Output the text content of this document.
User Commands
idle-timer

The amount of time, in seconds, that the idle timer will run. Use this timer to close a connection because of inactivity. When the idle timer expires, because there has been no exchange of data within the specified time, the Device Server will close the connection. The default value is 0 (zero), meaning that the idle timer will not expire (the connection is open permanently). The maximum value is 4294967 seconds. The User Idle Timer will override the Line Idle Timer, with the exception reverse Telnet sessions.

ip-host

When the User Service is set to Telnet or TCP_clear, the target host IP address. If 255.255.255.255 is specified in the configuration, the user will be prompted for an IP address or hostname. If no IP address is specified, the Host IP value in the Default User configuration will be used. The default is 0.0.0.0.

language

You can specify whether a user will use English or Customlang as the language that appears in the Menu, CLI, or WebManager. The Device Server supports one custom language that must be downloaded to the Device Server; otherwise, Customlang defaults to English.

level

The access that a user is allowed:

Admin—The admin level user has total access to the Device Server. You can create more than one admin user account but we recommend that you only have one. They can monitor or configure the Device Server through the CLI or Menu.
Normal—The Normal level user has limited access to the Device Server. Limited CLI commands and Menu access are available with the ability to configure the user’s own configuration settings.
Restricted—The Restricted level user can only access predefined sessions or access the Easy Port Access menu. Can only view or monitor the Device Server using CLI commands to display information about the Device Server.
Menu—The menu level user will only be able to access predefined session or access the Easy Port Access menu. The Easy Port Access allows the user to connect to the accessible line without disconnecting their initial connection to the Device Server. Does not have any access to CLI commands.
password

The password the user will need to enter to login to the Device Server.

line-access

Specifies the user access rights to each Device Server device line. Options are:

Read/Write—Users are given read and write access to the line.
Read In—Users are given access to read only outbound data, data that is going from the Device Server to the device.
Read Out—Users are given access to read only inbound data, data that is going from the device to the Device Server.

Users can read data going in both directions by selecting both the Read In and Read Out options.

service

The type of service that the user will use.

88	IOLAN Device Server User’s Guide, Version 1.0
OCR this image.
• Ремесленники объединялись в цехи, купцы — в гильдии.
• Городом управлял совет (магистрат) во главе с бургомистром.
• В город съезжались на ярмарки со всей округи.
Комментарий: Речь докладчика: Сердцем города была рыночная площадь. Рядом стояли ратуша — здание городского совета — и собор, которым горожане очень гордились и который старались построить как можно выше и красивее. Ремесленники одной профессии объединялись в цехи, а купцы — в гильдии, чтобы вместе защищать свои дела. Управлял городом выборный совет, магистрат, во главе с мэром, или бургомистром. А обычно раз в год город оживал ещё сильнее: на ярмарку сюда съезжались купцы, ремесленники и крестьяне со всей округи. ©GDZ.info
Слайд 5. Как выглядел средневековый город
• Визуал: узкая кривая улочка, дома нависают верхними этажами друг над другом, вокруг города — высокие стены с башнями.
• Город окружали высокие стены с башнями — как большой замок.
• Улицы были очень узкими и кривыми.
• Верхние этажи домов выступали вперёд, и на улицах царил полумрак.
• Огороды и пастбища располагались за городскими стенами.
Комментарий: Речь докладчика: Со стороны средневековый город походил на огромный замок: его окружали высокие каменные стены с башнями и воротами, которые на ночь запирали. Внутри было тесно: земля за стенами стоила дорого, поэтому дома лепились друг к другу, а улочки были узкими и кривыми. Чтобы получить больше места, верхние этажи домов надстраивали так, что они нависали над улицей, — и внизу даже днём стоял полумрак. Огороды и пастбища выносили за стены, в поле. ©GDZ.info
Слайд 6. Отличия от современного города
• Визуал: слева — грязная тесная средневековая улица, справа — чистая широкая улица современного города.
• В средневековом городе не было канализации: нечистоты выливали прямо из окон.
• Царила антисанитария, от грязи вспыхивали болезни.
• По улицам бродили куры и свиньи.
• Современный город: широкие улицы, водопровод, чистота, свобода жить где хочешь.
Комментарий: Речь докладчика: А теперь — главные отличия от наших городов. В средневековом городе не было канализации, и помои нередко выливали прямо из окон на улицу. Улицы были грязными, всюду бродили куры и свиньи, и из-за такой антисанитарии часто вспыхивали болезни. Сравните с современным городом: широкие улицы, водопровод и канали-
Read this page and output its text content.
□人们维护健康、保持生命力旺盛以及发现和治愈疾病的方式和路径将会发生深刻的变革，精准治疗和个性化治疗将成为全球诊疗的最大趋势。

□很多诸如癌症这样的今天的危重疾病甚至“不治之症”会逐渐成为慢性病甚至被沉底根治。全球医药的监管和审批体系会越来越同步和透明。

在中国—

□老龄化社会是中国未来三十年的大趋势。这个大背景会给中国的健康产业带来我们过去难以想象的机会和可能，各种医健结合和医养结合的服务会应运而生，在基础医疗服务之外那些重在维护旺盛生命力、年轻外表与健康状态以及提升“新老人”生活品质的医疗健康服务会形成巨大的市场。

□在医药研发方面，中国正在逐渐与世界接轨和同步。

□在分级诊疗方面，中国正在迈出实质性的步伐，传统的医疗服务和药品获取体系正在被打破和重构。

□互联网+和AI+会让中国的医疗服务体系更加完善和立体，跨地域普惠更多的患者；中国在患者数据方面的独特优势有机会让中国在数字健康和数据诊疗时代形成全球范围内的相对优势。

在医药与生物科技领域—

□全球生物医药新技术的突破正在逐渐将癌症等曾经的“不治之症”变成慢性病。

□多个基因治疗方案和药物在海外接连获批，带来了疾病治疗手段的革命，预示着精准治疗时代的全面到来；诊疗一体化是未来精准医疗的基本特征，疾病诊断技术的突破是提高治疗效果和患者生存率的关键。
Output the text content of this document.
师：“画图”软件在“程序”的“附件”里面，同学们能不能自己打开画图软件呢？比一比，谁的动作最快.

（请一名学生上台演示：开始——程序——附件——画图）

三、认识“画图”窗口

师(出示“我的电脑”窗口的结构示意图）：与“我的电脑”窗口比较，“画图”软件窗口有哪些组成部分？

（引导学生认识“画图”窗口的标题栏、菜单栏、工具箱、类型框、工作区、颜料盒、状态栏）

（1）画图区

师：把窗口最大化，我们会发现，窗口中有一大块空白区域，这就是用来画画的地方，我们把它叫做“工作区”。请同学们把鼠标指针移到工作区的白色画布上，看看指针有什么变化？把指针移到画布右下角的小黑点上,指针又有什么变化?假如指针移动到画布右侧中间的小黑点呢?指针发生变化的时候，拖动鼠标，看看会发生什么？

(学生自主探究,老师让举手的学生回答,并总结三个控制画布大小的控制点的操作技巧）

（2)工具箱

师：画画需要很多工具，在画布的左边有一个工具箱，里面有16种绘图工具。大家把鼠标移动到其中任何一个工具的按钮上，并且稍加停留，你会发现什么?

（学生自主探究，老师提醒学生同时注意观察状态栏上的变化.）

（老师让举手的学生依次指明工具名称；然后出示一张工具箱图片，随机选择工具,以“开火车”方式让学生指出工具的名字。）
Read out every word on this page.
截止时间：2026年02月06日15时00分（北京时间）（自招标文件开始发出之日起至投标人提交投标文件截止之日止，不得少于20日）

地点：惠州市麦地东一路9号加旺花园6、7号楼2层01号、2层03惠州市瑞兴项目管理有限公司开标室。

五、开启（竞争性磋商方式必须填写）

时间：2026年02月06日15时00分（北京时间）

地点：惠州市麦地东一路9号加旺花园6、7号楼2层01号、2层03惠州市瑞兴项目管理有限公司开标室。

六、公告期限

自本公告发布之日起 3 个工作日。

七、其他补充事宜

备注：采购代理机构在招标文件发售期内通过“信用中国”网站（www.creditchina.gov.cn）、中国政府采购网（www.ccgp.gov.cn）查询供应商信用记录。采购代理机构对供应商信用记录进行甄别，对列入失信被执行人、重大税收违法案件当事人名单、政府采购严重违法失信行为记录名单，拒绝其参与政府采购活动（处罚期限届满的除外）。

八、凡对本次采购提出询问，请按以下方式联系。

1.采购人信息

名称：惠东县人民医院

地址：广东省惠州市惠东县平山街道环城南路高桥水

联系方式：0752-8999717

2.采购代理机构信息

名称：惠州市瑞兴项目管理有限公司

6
---+---
Write out every line of the data that holds the word "不治之症".

OUTPUT FOR THIS EXERCISE |
□很多诸如癌症这样的今天的危重疾病甚至“不治之症”会逐渐成为慢性病甚至被沉底根治。全球医药的监管和审批体系会越来越同步和透明。
□全球生物医药新技术的突破正在逐渐将癌症等曾经的“不治之症”变成慢性病。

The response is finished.